§ Request: Give back the full material, exactly as it reads.
— Start of Data shown —
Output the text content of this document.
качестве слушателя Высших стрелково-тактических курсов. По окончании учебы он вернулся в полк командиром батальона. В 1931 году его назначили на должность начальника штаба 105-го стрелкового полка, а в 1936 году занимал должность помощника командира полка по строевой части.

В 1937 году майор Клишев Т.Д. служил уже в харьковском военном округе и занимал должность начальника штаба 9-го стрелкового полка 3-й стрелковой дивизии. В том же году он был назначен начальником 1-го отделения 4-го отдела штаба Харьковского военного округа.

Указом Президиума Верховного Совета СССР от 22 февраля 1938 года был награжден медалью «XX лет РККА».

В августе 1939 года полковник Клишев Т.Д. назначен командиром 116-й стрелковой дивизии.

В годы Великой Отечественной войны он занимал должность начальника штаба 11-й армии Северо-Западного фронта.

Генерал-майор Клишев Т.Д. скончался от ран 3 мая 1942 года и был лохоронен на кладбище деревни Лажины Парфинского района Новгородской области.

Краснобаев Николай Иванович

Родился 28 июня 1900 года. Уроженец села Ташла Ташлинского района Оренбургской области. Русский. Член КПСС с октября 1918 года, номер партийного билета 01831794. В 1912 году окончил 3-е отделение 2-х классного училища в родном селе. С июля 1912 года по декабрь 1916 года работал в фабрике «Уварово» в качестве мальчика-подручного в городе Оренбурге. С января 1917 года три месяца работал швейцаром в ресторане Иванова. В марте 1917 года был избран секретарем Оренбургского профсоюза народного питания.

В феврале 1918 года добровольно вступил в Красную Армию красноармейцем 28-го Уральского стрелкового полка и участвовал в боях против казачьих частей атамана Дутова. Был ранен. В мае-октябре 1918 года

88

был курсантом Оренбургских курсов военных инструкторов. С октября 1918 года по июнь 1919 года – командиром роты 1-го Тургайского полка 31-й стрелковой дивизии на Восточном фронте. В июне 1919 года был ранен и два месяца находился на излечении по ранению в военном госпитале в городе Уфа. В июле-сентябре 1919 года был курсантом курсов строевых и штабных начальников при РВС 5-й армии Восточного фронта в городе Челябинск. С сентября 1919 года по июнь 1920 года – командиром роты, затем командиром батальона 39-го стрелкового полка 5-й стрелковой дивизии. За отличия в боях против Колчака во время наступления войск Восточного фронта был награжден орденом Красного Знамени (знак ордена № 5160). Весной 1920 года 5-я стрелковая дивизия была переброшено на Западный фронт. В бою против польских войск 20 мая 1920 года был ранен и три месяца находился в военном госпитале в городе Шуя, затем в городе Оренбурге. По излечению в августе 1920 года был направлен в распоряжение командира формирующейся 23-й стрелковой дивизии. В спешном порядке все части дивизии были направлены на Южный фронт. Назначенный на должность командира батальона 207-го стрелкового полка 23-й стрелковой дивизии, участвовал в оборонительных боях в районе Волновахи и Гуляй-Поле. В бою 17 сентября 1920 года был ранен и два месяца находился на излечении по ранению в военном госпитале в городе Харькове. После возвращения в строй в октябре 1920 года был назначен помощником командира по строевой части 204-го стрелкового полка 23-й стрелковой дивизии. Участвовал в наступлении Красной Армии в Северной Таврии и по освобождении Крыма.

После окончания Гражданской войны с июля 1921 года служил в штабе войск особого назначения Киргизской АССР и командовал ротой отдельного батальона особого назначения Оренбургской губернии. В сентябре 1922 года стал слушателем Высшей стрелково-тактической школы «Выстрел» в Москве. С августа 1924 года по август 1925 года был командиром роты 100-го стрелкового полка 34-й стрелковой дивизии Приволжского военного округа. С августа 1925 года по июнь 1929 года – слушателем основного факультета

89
— End of Data shown —
§ Solution to this problem:
Output the text content of this document.
качестве слушателя Высших стрелково-тактических курсов. По окончании учебы он вернулся в полк командиром батальона. В 1931 году его назначили на должность начальника штаба 105-го стрелкового полка, а в 1936 году занимал должность помощника командира полка по строевой части.

В 1937 году майор Клишев Т.Д. служил уже в харьковском военном округе и занимал должность начальника штаба 9-го стрелкового полка 3-й стрелковой дивизии. В том же году он был назначен начальником 1-го отделения 4-го отдела штаба Харьковского военного округа.

Указом Президиума Верховного Совета СССР от 22 февраля 1938 года был награжден медалью «XX лет РККА».

В августе 1939 года полковник Клишев Т.Д. назначен командиром 116-й стрелковой дивизии.

В годы Великой Отечественной войны он занимал должность начальника штаба 11-й армии Северо-Западного фронта.

Генерал-майор Клишев Т.Д. скончался от ран 3 мая 1942 года и был лохоронен на кладбище деревни Лажины Парфинского района Новгородской области.

Краснобаев Николай Иванович

Родился 28 июня 1900 года. Уроженец села Ташла Ташлинского района Оренбургской области. Русский. Член КПСС с октября 1918 года, номер партийного билета 01831794. В 1912 году окончил 3-е отделение 2-х классного училища в родном селе. С июля 1912 года по декабрь 1916 года работал в фабрике «Уварово» в качестве мальчика-подручного в городе Оренбурге. С января 1917 года три месяца работал швейцаром в ресторане Иванова. В марте 1917 года был избран секретарем Оренбургского профсоюза народного питания.

В феврале 1918 года добровольно вступил в Красную Армию красноармейцем 28-го Уральского стрелкового полка и участвовал в боях против казачьих частей атамана Дутова. Был ранен. В мае-октябре 1918 года

88

был курсантом Оренбургских курсов военных инструкторов. С октября 1918 года по июнь 1919 года – командиром роты 1-го Тургайского полка 31-й стрелковой дивизии на Восточном фронте. В июне 1919 года был ранен и два месяца находился на излечении по ранению в военном госпитале в городе Уфа. В июле-сентябре 1919 года был курсантом курсов строевых и штабных начальников при РВС 5-й армии Восточного фронта в городе Челябинск. С сентября 1919 года по июнь 1920 года – командиром роты, затем командиром батальона 39-го стрелкового полка 5-й стрелковой дивизии. За отличия в боях против Колчака во время наступления войск Восточного фронта был награжден орденом Красного Знамени (знак ордена № 5160). Весной 1920 года 5-я стрелковая дивизия была переброшено на Западный фронт. В бою против польских войск 20 мая 1920 года был ранен и три месяца находился в военном госпитале в городе Шуя, затем в городе Оренбурге. По излечению в августе 1920 года был направлен в распоряжение командира формирующейся 23-й стрелковой дивизии. В спешном порядке все части дивизии были направлены на Южный фронт. Назначенный на должность командира батальона 207-го стрелкового полка 23-й стрелковой дивизии, участвовал в оборонительных боях в районе Волновахи и Гуляй-Поле. В бою 17 сентября 1920 года был ранен и два месяца находился на излечении по ранению в военном госпитале в городе Харькове. После возвращения в строй в октябре 1920 года был назначен помощником командира по строевой части 204-го стрелкового полка 23-й стрелковой дивизии. Участвовал в наступлении Красной Армии в Северной Таврии и по освобождении Крыма.

После окончания Гражданской войны с июля 1921 года служил в штабе войск особого назначения Киргизской АССР и командовал ротой отдельного батальона особого назначения Оренбургской губернии. В сентябре 1922 года стал слушателем Высшей стрелково-тактической школы «Выстрел» в Москве. С августа 1924 года по август 1925 года был командиром роты 100-го стрелкового полка 34-й стрелковой дивизии Приволжского военного округа. С августа 1925 года по июнь 1929 года – слушателем основного факультета

89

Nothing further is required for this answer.